#### Dataset extract
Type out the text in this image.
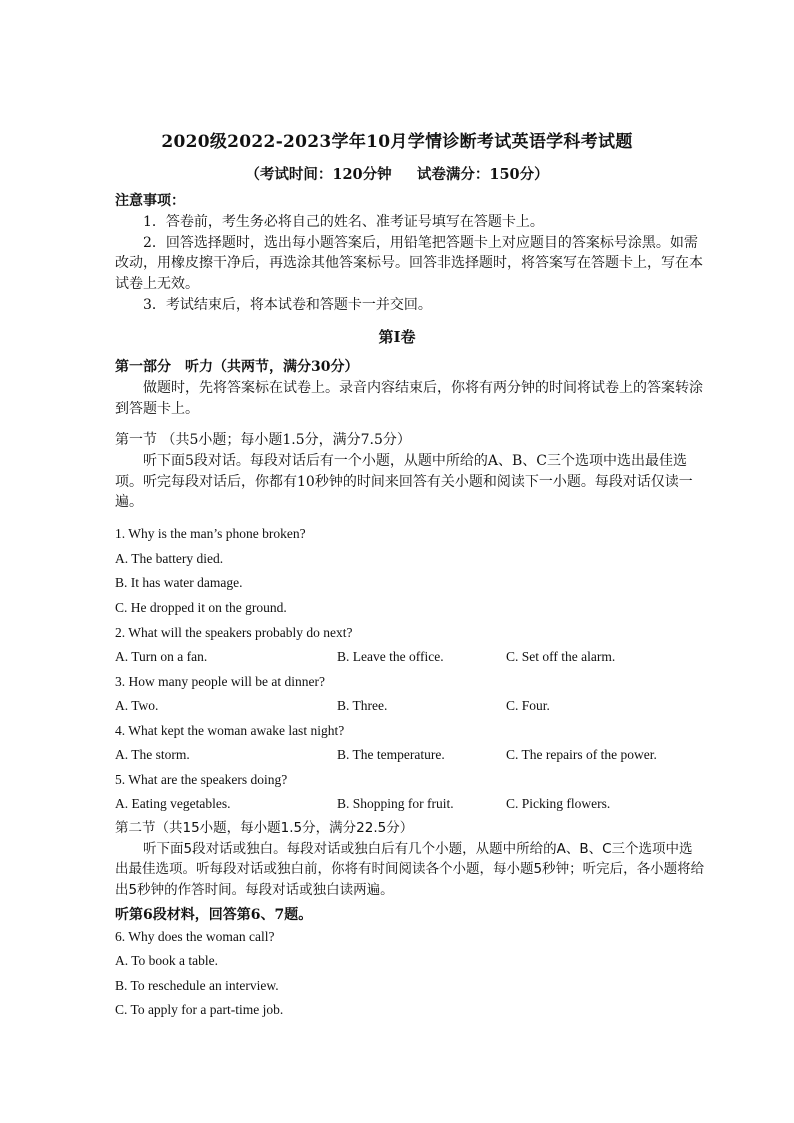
2020级2022-2023学年10月学情诊断考试英语学科考试题
（考试时间：120分钟     试卷满分：150分）
注意事项：
1．答卷前，考生务必将自己的姓名、准考证号填写在答题卡上。
2．回答选择题时，选出每小题答案后，用铅笔把答题卡上对应题目的答案标号涂黑。如需改动，用橡皮擦干净后，再选涂其他答案标号。回答非选择题时，将答案写在答题卡上，写在本试卷上无效。
3．考试结束后，将本试卷和答题卡一并交回。
第Ⅰ卷
第一部分　听力（共两节，满分30分）
做题时，先将答案标在试卷上。录音内容结束后，你将有两分钟的时间将试卷上的答案转涂到答题卡上。
第一节 （共5小题；每小题1.5分，满分7.5分）
听下面5段对话。每段对话后有一个小题，从题中所给的A、B、C三个选项中选出最佳选项。听完每段对话后，你都有10秒钟的时间来回答有关小题和阅读下一小题。每段对话仅读一遍。
1. Why is the man’s phone broken?
A. The battery died.
B. It has water damage.
C. He dropped it on the ground.
2. What will the speakers probably do next?
A. Turn on a fan.	B. Leave the office.	C. Set off the alarm.
3. How many people will be at dinner?
A. Two.	B. Three.	C. Four.
4. What kept the woman awake last night?
A. The storm.	B. The temperature.	C. The repairs of the power.
5. What are the speakers doing?
A. Eating vegetables.	B. Shopping for fruit.	C. Picking flowers.
第二节（共15小题，每小题1.5分，满分22.5分）
听下面5段对话或独白。每段对话或独白后有几个小题，从题中所给的A、B、C三个选项中选出最佳选项。听每段对话或独白前，你将有时间阅读各个小题，每小题5秒钟；听完后，各小题将给出5秒钟的作答时间。每段对话或独白读两遍。
听第6段材料，回答第6、7题。
6. Why does the woman call?
A. To book a table.
B. To reschedule an interview.
C. To apply for a part-time job.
########
▸ What is being asked
Copy out all of the data word for word. Do not carry over any picture.

▸ Task result
Type out the text in this image.
2020级2022-2023学年10月学情诊断考试英语学科考试题
（考试时间：120分钟     试卷满分：150分）
注意事项：
1．答卷前，考生务必将自己的姓名、准考证号填写在答题卡上。
2．回答选择题时，选出每小题答案后，用铅笔把答题卡上对应题目的答案标号涂黑。如需改动，用橡皮擦干净后，再选涂其他答案标号。回答非选择题时，将答案写在答题卡上，写在本试卷上无效。
3．考试结束后，将本试卷和答题卡一并交回。
第Ⅰ卷
第一部分　听力（共两节，满分30分）
做题时，先将答案标在试卷上。录音内容结束后，你将有两分钟的时间将试卷上的答案转涂到答题卡上。
第一节 （共5小题；每小题1.5分，满分7.5分）
听下面5段对话。每段对话后有一个小题，从题中所给的A、B、C三个选项中选出最佳选项。听完每段对话后，你都有10秒钟的时间来回答有关小题和阅读下一小题。每段对话仅读一遍。
1. Why is the man’s phone broken?
A. The battery died.
B. It has water damage.
C. He dropped it on the ground.
2. What will the speakers probably do next?
A. Turn on a fan.	B. Leave the office.	C. Set off the alarm.
3. How many people will be at dinner?
A. Two.	B. Three.	C. Four.
4. What kept the woman awake last night?
A. The storm.	B. The temperature.	C. The repairs of the power.
5. What are the speakers doing?
A. Eating vegetables.	B. Shopping for fruit.	C. Picking flowers.
第二节（共15小题，每小题1.5分，满分22.5分）
听下面5段对话或独白。每段对话或独白后有几个小题，从题中所给的A、B、C三个选项中选出最佳选项。听每段对话或独白前，你将有时间阅读各个小题，每小题5秒钟；听完后，各小题将给出5秒钟的作答时间。每段对话或独白读两遍。
听第6段材料，回答第6、7题。
6. Why does the woman call?
A. To book a table.
B. To reschedule an interview.
C. To apply for a part-time job.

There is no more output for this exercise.